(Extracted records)
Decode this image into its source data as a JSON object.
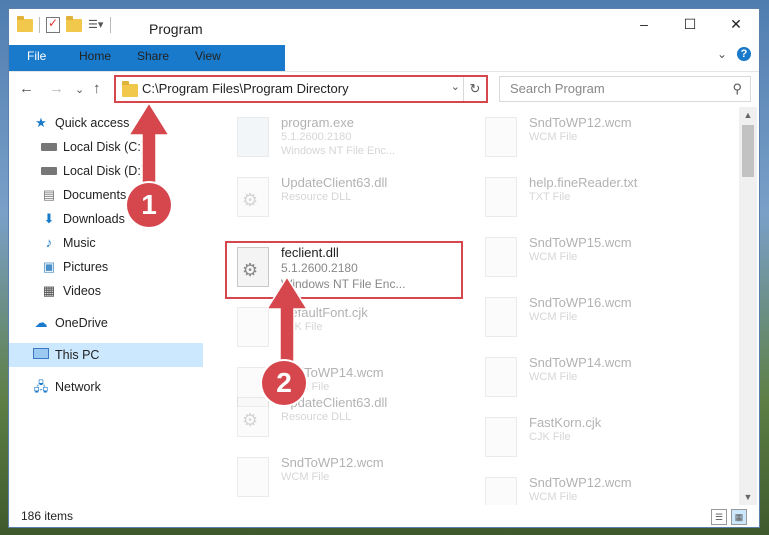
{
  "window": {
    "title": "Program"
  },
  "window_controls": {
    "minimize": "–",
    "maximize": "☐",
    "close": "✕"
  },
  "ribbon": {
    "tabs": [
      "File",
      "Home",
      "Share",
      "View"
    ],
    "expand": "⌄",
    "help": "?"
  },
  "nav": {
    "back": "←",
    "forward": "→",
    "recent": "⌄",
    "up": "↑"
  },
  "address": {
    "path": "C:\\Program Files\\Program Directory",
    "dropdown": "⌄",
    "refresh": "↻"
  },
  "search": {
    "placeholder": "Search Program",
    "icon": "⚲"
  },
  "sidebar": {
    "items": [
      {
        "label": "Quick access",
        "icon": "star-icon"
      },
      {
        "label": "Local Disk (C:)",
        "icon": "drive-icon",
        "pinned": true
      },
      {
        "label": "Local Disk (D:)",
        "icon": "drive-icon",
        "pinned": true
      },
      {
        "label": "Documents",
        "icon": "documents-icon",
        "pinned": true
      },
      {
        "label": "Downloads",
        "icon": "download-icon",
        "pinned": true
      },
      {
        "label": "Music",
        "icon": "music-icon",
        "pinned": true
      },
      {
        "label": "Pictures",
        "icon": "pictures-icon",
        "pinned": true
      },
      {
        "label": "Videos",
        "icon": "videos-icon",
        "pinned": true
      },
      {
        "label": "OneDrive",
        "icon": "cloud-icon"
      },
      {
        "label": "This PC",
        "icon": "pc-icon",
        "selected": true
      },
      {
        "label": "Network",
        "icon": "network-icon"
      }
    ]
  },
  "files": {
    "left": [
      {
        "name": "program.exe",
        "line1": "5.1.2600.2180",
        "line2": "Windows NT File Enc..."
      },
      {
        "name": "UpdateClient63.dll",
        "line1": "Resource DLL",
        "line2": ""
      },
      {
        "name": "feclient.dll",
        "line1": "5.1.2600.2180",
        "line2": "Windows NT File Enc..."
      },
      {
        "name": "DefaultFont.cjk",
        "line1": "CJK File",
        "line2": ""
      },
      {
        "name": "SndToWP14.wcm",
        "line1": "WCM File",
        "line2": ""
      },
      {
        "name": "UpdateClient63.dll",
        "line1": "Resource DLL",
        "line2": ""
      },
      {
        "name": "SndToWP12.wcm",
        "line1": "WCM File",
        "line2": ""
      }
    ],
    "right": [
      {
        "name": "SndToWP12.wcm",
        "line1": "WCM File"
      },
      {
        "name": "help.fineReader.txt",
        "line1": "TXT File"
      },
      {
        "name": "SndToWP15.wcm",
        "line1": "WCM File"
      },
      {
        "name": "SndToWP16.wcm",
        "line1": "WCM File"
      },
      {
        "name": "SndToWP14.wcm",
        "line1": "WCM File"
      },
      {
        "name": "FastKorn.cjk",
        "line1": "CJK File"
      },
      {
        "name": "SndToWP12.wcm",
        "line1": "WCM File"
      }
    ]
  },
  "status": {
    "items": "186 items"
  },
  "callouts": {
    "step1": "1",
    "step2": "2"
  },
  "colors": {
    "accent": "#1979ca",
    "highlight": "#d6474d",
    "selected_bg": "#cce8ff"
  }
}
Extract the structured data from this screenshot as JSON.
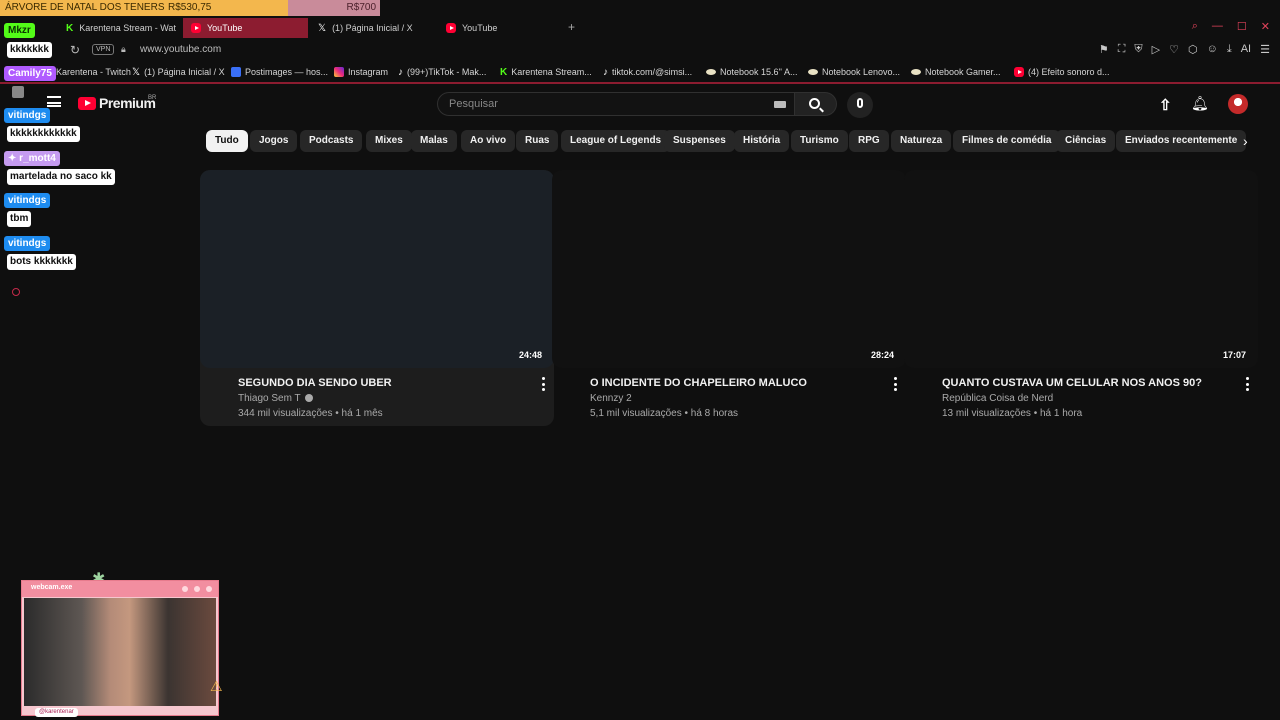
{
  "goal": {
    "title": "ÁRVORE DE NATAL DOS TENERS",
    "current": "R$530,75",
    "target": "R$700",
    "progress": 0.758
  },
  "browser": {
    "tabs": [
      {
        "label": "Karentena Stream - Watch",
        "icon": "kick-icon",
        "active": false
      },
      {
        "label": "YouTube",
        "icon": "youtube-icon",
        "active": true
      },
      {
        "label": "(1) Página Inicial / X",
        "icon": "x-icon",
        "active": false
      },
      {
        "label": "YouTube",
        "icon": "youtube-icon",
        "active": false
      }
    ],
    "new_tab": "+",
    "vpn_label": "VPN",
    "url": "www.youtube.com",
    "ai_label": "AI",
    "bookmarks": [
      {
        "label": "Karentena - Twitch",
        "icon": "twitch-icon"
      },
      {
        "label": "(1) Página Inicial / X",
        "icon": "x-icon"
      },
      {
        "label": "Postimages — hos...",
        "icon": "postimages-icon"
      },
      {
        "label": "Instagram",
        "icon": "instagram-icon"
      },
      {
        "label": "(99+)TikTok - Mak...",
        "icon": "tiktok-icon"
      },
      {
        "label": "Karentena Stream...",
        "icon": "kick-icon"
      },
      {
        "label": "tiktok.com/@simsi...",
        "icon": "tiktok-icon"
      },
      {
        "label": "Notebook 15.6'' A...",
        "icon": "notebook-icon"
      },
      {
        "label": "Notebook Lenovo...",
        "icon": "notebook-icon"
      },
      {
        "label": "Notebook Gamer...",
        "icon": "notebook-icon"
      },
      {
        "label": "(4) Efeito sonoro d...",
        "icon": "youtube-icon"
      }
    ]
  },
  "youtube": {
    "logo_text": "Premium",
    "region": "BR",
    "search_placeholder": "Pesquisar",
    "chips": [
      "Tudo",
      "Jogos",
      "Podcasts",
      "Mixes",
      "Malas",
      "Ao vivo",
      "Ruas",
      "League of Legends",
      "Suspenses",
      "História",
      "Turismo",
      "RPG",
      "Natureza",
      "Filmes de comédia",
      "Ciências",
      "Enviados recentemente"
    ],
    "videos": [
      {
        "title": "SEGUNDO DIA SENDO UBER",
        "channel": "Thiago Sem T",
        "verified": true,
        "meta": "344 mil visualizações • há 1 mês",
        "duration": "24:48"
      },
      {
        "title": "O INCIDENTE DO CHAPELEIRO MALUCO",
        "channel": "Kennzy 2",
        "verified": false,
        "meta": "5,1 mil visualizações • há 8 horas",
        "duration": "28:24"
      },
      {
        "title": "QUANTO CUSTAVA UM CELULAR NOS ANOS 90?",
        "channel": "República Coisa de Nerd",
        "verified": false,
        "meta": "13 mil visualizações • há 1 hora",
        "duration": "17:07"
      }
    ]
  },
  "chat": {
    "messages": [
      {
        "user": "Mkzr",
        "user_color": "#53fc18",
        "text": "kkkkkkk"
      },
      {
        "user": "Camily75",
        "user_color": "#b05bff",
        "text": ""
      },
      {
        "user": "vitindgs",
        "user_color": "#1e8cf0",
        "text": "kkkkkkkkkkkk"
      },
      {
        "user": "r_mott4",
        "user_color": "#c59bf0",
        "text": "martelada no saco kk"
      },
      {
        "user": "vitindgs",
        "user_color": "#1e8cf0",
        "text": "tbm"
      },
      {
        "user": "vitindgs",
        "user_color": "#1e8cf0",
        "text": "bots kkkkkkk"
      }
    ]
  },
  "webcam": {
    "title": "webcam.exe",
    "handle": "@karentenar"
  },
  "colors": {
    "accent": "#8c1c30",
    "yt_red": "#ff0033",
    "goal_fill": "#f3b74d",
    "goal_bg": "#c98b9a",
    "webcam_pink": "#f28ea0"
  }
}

What the task requires: Reproduce the data above in full, exactly as it is, with the pictures left out.

Correct response:
Decode this image into its source data as a JSON object.
{
  "window": {
    "title": "Program"
  },
  "window_controls": {
    "minimize": "–",
    "maximize": "☐",
    "close": "✕"
  },
  "ribbon": {
    "tabs": [
      "File",
      "Home",
      "Share",
      "View"
    ],
    "expand": "⌄",
    "help": "?"
  },
  "nav": {
    "back": "←",
    "forward": "→",
    "recent": "⌄",
    "up": "↑"
  },
  "address": {
    "path": "C:\\Program Files\\Program Directory",
    "dropdown": "⌄",
    "refresh": "↻"
  },
  "search": {
    "placeholder": "Search Program",
    "icon": "⚲"
  },
  "sidebar": {
    "items": [
      {
        "label": "Quick access",
        "icon": "star-icon"
      },
      {
        "label": "Local Disk (C:)",
        "icon": "drive-icon",
        "pinned": true
      },
      {
        "label": "Local Disk (D:)",
        "icon": "drive-icon",
        "pinned": true
      },
      {
        "label": "Documents",
        "icon": "documents-icon",
        "pinned": true
      },
      {
        "label": "Downloads",
        "icon": "download-icon",
        "pinned": true
      },
      {
        "label": "Music",
        "icon": "music-icon",
        "pinned": true
      },
      {
        "label": "Pictures",
        "icon": "pictures-icon",
        "pinned": true
      },
      {
        "label": "Videos",
        "icon": "videos-icon",
        "pinned": true
      },
      {
        "label": "OneDrive",
        "icon": "cloud-icon"
      },
      {
        "label": "This PC",
        "icon": "pc-icon",
        "selected": true
      },
      {
        "label": "Network",
        "icon": "network-icon"
      }
    ]
  },
  "files": {
    "left": [
      {
        "name": "program.exe",
        "line1": "5.1.2600.2180",
        "line2": "Windows NT File Enc..."
      },
      {
        "name": "UpdateClient63.dll",
        "line1": "Resource DLL",
        "line2": ""
      },
      {
        "name": "feclient.dll",
        "line1": "5.1.2600.2180",
        "line2": "Windows NT File Enc..."
      },
      {
        "name": "DefaultFont.cjk",
        "line1": "CJK File",
        "line2": ""
      },
      {
        "name": "SndToWP14.wcm",
        "line1": "WCM File",
        "line2": ""
      },
      {
        "name": "UpdateClient63.dll",
        "line1": "Resource DLL",
        "line2": ""
      },
      {
        "name": "SndToWP12.wcm",
        "line1": "WCM File",
        "line2": ""
      }
    ],
    "right": [
      {
        "name": "SndToWP12.wcm",
        "line1": "WCM File"
      },
      {
        "name": "help.fineReader.txt",
        "line1": "TXT File"
      },
      {
        "name": "SndToWP15.wcm",
        "line1": "WCM File"
      },
      {
        "name": "SndToWP16.wcm",
        "line1": "WCM File"
      },
      {
        "name": "SndToWP14.wcm",
        "line1": "WCM File"
      },
      {
        "name": "FastKorn.cjk",
        "line1": "CJK File"
      },
      {
        "name": "SndToWP12.wcm",
        "line1": "WCM File"
      }
    ]
  },
  "status": {
    "items": "186 items"
  },
  "callouts": {
    "step1": "1",
    "step2": "2"
  },
  "colors": {
    "accent": "#1979ca",
    "highlight": "#d6474d",
    "selected_bg": "#cce8ff"
  }
}
Extract the structured data from this screenshot as JSON.
{
  "goal": {
    "title": "ÁRVORE DE NATAL DOS TENERS",
    "current": "R$530,75",
    "target": "R$700",
    "progress": 0.758
  },
  "browser": {
    "tabs": [
      {
        "label": "Karentena Stream - Watch",
        "icon": "kick-icon",
        "active": false
      },
      {
        "label": "YouTube",
        "icon": "youtube-icon",
        "active": true
      },
      {
        "label": "(1) Página Inicial / X",
        "icon": "x-icon",
        "active": false
      },
      {
        "label": "YouTube",
        "icon": "youtube-icon",
        "active": false
      }
    ],
    "new_tab": "+",
    "vpn_label": "VPN",
    "url": "www.youtube.com",
    "ai_label": "AI",
    "bookmarks": [
      {
        "label": "Karentena - Twitch",
        "icon": "twitch-icon"
      },
      {
        "label": "(1) Página Inicial / X",
        "icon": "x-icon"
      },
      {
        "label": "Postimages — hos...",
        "icon": "postimages-icon"
      },
      {
        "label": "Instagram",
        "icon": "instagram-icon"
      },
      {
        "label": "(99+)TikTok - Mak...",
        "icon": "tiktok-icon"
      },
      {
        "label": "Karentena Stream...",
        "icon": "kick-icon"
      },
      {
        "label": "tiktok.com/@simsi...",
        "icon": "tiktok-icon"
      },
      {
        "label": "Notebook 15.6'' A...",
        "icon": "notebook-icon"
      },
      {
        "label": "Notebook Lenovo...",
        "icon": "notebook-icon"
      },
      {
        "label": "Notebook Gamer...",
        "icon": "notebook-icon"
      },
      {
        "label": "(4) Efeito sonoro d...",
        "icon": "youtube-icon"
      }
    ]
  },
  "youtube": {
    "logo_text": "Premium",
    "region": "BR",
    "search_placeholder": "Pesquisar",
    "chips": [
      "Tudo",
      "Jogos",
      "Podcasts",
      "Mixes",
      "Malas",
      "Ao vivo",
      "Ruas",
      "League of Legends",
      "Suspenses",
      "História",
      "Turismo",
      "RPG",
      "Natureza",
      "Filmes de comédia",
      "Ciências",
      "Enviados recentemente"
    ],
    "videos": [
      {
        "title": "SEGUNDO DIA SENDO UBER",
        "channel": "Thiago Sem T",
        "verified": true,
        "meta": "344 mil visualizações • há 1 mês",
        "duration": "24:48"
      },
      {
        "title": "O INCIDENTE DO CHAPELEIRO MALUCO",
        "channel": "Kennzy 2",
        "verified": false,
        "meta": "5,1 mil visualizações • há 8 horas",
        "duration": "28:24"
      },
      {
        "title": "QUANTO CUSTAVA UM CELULAR NOS ANOS 90?",
        "channel": "República Coisa de Nerd",
        "verified": false,
        "meta": "13 mil visualizações • há 1 hora",
        "duration": "17:07"
      }
    ]
  },
  "chat": {
    "messages": [
      {
        "user": "Mkzr",
        "user_color": "#53fc18",
        "text": "kkkkkkk"
      },
      {
        "user": "Camily75",
        "user_color": "#b05bff",
        "text": ""
      },
      {
        "user": "vitindgs",
        "user_color": "#1e8cf0",
        "text": "kkkkkkkkkkkk"
      },
      {
        "user": "r_mott4",
        "user_color": "#c59bf0",
        "text": "martelada no saco kk"
      },
      {
        "user": "vitindgs",
        "user_color": "#1e8cf0",
        "text": "tbm"
      },
      {
        "user": "vitindgs",
        "user_color": "#1e8cf0",
        "text": "bots kkkkkkk"
      }
    ]
  },
  "webcam": {
    "title": "webcam.exe",
    "handle": "@karentenar"
  },
  "colors": {
    "accent": "#8c1c30",
    "yt_red": "#ff0033",
    "goal_fill": "#f3b74d",
    "goal_bg": "#c98b9a",
    "webcam_pink": "#f28ea0"
  }
}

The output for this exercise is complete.